◆ **FRAGMENTO DE TEXTO**:
Este texto, preparado por el portugués Rui Tavares (independiente, del Grupo de los Verdes), no habla solo de la Ley de Comunicación, sino que advierte sobre un aparataje de control del Estado e intromisión en los otros poderes que se comenzó a montar desde 2010, cuando Fidesz ganó las elecciones parlamentarias con amplia mayoría y Orbán fue designado primer ministro. Desde entonces, los diputados de Fidesz aprobaron cerca de 500 leyes o reformas legales, así como una nueva Constitución que entró en vigencia en enero de 2012 –y que ya ha sido reformada cuatro veces– para crear un nuevo sistema político basado en «el trabajo, el hogar, la familia, la salud y el orden». El gobierno de Orbán ha denunciado la intromisión de la UE y la avidez de los organismos internacionales de crédito –en especial, del Fondo Monetario Internacional (FMI), al que se le pidió que se fuera de Budapest– y ha declarado a China como su nuevo aliado3.
El Tribunal Constitucional consideró que algunos artículos de la nueva Constitución atentaban contra derechos fundamentales, pero Fidesz (que cuenta a menudo con el apoyo en el Parlamento y en los gobiernos locales no solo del centrista Partido Popular Demócrata Cristiano, sino del movimiento Jobbik, de extrema derecha) reintrodujo las normas como disposiciones transitorias. Al mismo tiempo, socavó el ámbito de acción del Tribunal. A diferencia de lo que pasó en Ecuador en 2011, no se hizo un referendo para «meterle mano a la justicia», como dijo el mismo presidente Correa4, pero se aprobó una ley que, entre otros requisitos, redujo la edad de jubilación para los jueces. Con esto quedarán 270 vacantes, que serán llenadas con aliados del gobierno húngaro, pues la nueva Constitución tampoco garantiza la independencia del Poder Judicial. El Consejo Nacional de la Judicatura está presidido por Tuende Hando, esposa del jefe del bloque de Fidesz en el Parlamento Europeo y amiga de toda la vida de la esposa de Orbán. En Ecuador, ese mismo Consejo está en manos de Gustavo Jalkh, ex-secretario particular y ex-ministro de Correa.

◆ **DATOS PROPORCIONADOS**:
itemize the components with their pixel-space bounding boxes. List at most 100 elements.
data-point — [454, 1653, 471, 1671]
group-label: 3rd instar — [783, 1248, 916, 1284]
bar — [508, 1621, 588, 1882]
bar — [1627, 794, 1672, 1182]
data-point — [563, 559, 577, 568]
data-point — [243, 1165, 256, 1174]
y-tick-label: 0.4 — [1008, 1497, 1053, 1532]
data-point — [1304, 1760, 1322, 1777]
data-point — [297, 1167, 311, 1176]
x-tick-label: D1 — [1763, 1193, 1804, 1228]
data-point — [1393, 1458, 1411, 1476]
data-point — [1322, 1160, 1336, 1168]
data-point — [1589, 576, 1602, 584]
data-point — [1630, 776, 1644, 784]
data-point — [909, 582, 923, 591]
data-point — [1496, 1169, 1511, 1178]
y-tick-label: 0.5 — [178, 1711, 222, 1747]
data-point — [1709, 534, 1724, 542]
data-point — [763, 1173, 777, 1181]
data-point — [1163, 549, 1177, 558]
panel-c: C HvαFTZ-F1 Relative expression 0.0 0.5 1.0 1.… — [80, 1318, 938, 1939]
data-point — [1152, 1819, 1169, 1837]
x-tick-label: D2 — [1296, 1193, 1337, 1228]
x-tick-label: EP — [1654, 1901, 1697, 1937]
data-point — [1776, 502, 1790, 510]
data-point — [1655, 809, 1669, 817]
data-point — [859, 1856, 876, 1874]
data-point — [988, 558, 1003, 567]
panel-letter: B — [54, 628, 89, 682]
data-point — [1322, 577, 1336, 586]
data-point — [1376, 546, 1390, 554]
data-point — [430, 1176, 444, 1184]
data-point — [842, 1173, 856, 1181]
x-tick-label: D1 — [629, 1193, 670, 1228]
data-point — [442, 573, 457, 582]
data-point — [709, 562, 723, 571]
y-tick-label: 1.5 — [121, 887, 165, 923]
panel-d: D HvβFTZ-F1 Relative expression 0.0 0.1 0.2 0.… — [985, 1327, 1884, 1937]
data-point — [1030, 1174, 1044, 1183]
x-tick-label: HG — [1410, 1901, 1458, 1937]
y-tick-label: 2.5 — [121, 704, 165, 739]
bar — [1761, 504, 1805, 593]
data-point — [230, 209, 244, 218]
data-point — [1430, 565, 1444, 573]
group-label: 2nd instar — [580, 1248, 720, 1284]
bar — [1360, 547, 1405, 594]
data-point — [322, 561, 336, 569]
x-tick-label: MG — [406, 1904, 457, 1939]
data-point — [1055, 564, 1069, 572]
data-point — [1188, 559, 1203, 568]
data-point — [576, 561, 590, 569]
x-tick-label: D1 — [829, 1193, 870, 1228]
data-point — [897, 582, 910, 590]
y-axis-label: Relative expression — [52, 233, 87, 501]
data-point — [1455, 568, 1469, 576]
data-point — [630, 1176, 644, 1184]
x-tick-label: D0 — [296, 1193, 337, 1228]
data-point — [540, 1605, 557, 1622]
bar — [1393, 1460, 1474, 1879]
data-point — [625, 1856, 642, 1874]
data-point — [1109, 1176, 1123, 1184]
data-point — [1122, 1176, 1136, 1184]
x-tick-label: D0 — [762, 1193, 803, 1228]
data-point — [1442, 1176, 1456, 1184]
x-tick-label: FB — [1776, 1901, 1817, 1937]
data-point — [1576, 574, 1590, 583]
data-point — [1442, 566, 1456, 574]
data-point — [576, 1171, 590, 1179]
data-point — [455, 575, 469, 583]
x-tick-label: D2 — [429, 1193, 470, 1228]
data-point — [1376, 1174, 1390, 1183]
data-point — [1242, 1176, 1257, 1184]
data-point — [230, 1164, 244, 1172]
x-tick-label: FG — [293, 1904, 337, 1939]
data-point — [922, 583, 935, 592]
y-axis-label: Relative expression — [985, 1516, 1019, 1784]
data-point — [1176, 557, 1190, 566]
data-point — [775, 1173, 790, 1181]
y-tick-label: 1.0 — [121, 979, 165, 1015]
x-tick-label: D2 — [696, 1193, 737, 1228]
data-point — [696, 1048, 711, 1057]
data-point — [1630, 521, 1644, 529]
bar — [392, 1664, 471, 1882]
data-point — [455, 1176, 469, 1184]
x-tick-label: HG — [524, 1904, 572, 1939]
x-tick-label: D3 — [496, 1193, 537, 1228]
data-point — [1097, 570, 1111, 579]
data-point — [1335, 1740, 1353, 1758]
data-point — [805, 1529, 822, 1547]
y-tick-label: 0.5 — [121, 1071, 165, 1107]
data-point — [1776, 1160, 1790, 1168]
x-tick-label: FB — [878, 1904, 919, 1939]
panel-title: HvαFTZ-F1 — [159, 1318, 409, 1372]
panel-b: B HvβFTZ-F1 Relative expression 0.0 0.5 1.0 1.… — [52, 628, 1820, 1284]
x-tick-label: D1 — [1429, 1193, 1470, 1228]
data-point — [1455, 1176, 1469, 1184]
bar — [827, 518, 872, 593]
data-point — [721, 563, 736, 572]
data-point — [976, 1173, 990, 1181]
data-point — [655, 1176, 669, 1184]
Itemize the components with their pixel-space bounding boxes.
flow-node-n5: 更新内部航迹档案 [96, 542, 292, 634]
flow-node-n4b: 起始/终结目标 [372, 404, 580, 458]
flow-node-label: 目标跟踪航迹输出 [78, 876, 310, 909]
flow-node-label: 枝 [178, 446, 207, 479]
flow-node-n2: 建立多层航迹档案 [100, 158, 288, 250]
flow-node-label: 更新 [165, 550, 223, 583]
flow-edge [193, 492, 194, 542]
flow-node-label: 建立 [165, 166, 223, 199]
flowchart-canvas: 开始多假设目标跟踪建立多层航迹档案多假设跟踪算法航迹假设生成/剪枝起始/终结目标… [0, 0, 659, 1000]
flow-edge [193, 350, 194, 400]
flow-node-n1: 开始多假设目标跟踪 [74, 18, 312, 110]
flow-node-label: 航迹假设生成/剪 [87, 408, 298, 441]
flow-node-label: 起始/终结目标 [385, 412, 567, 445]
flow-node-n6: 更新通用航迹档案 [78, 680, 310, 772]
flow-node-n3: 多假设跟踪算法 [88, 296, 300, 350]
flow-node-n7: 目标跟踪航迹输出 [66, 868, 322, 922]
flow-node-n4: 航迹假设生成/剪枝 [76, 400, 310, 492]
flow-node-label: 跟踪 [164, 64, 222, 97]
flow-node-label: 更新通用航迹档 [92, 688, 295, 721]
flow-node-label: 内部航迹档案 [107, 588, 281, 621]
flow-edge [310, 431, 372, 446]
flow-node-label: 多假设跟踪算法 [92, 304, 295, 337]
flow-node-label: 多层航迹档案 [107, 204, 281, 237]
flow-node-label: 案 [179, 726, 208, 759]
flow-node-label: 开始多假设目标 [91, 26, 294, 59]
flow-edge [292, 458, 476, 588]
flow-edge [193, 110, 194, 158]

◆ **OBJETIVO DEL EJERCICIO**:
¿Puedes retomar el texto sobre el gobierno de Orbán en Hungría y seguirlo a partir de su última oración?

◆ **RESULTADO DEL EJERCICIO**:
Aún existen otras semejanzas no menos graves entre Ecuador y Hungría en varios ámbitos institucionales, como el estrecho control a la Comisión Electoral, la reforma punitiva del Código Penal y la criminalización del activismo social. Sin embargo, concentrémonos en el tema específico de la regulación de los medios de comunicación.
De Budapest a Quito: las leyes del silencio
En la nación andina de 14 millones de habitantes, la Ley Orgánica de Comunicación entró en vigencia el 25 de junio de 2013 tal cual había sido aprobada por la Asamblea Nacional, donde el oficialismo no considera necesario consensuar con la oposición ni con los sectores afectados por las leyes, pues impera la premisa de su líder: el pueblo votó por Alianza PAIS y si alguien quiere sugerir algo, que primero gane las elecciones5. Con 108 votos de los 135 asambleístas presentes de un total de 137, PAIS y sus aliados (el movimiento Avanza y tres independientes) aprobaron el proyecto, que sufrió cambios de última hora sobre los que nunca se había debatido en el pleno ni en la comisión, como la tipificación de la surrealista figura del «linchamiento mediático»6 y la creación de la Superintendencia de Información y Comunicación, un organismo que tiene facultades para controlar contenidos. A los pocos días, los relatores especiales para la Libertad de Expresión de la CIDH y de la Organización de Naciones Unidas (ONU), Catalina Botero y Frank La Rue, respectivamente7, insistieron en las observaciones críticas que ya habían hecho sobre el proyecto, pero estas tampoco fueron tomadas en cuenta y Correa, en el poder desde enero de 2007, estampó su firma8. Aún le falta firmar el reglamento a la ley para que esta comience a aplicarse plenamente.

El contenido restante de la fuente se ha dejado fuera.